__Problem to work on__
Copy the data exactly; pictures stay out of the copy.
## start Source material
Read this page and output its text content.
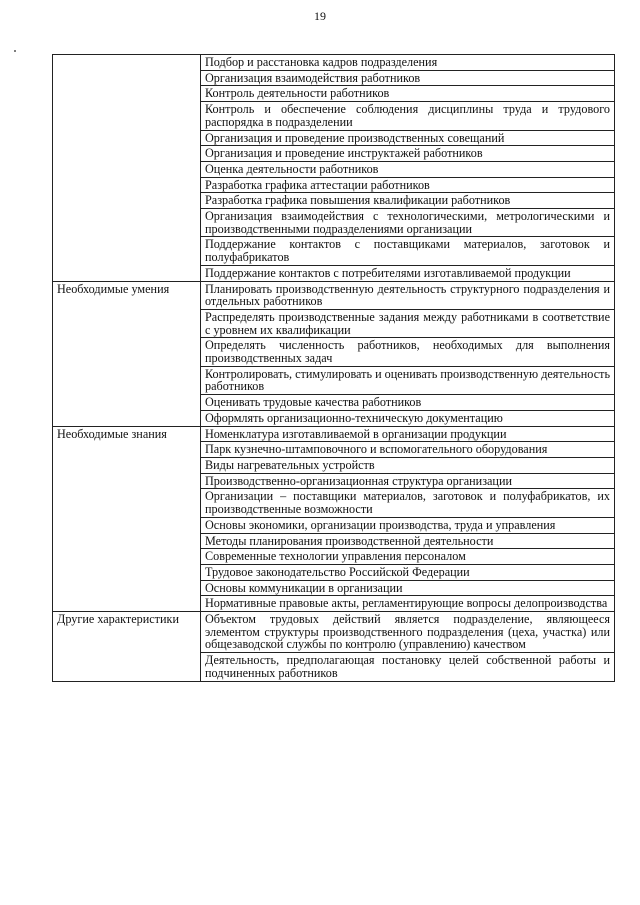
19
	Подбор и расстановка кадров подразделения
	Организация взаимодействия работников
	Контроль деятельности работников
	Контроль и обеспечение соблюдения дисциплины труда и трудового распорядка в подразделении
	Организация и проведение производственных совещаний
	Организация и проведение инструктажей работников
	Оценка деятельности работников
	Разработка графика аттестации работников
	Разработка графика повышения квалификации работников
	Организация взаимодействия с технологическими, метрологическими и производственными подразделениями организации
	Поддержание контактов с поставщиками материалов, заготовок и полуфабрикатов
	Поддержание контактов с потребителями изготавливаемой продукции
Необходимые умения	Планировать производственную деятельность структурного подразделения и отдельных работников
	Распределять производственные задания между работниками в соответствие с уровнем их квалификации
	Определять численность работников, необходимых для выполнения производственных задач
	Контролировать, стимулировать и оценивать производственную деятельность работников
	Оценивать трудовые качества работников
	Оформлять организационно-техническую документацию
Необходимые знания	Номенклатура изготавливаемой в организации продукции
	Парк кузнечно-штамповочного и вспомогательного оборудования
	Виды нагревательных устройств
	Производственно-организационная структура организации
	Организации – поставщики материалов, заготовок и полуфабрикатов, их производственные возможности
	Основы экономики, организации производства, труда и управления
	Методы планирования производственной деятельности
	Современные технологии управления персоналом
	Трудовое законодательство Российской Федерации
	Основы коммуникации в организации
	Нормативные правовые акты, регламентирующие вопросы делопроизводства
Другие характеристики	Объектом трудовых действий является подразделение, являющееся элементом структуры производственного подразделения (цеха, участка) или общезаводской службы по контролю (управлению) качеством
	Деятельность, предполагающая постановку целей собственной работы и подчиненных работников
## end Source material
__Complete response__
Read this page and output its text content.
19
	Подбор и расстановка кадров подразделения
	Организация взаимодействия работников
	Контроль деятельности работников
	Контроль и обеспечение соблюдения дисциплины труда и трудового распорядка в подразделении
	Организация и проведение производственных совещаний
	Организация и проведение инструктажей работников
	Оценка деятельности работников
	Разработка графика аттестации работников
	Разработка графика повышения квалификации работников
	Организация взаимодействия с технологическими, метрологическими и производственными подразделениями организации
	Поддержание контактов с поставщиками материалов, заготовок и полуфабрикатов
	Поддержание контактов с потребителями изготавливаемой продукции
Необходимые умения	Планировать производственную деятельность структурного подразделения и отдельных работников
	Распределять производственные задания между работниками в соответствие с уровнем их квалификации
	Определять численность работников, необходимых для выполнения производственных задач
	Контролировать, стимулировать и оценивать производственную деятельность работников
	Оценивать трудовые качества работников
	Оформлять организационно-техническую документацию
Необходимые знания	Номенклатура изготавливаемой в организации продукции
	Парк кузнечно-штамповочного и вспомогательного оборудования
	Виды нагревательных устройств
	Производственно-организационная структура организации
	Организации – поставщики материалов, заготовок и полуфабрикатов, их производственные возможности
	Основы экономики, организации производства, труда и управления
	Методы планирования производственной деятельности
	Современные технологии управления персоналом
	Трудовое законодательство Российской Федерации
	Основы коммуникации в организации
	Нормативные правовые акты, регламентирующие вопросы делопроизводства
Другие характеристики	Объектом трудовых действий является подразделение, являющееся элементом структуры производственного подразделения (цеха, участка) или общезаводской службы по контролю (управлению) качеством
	Деятельность, предполагающая постановку целей собственной работы и подчиненных работников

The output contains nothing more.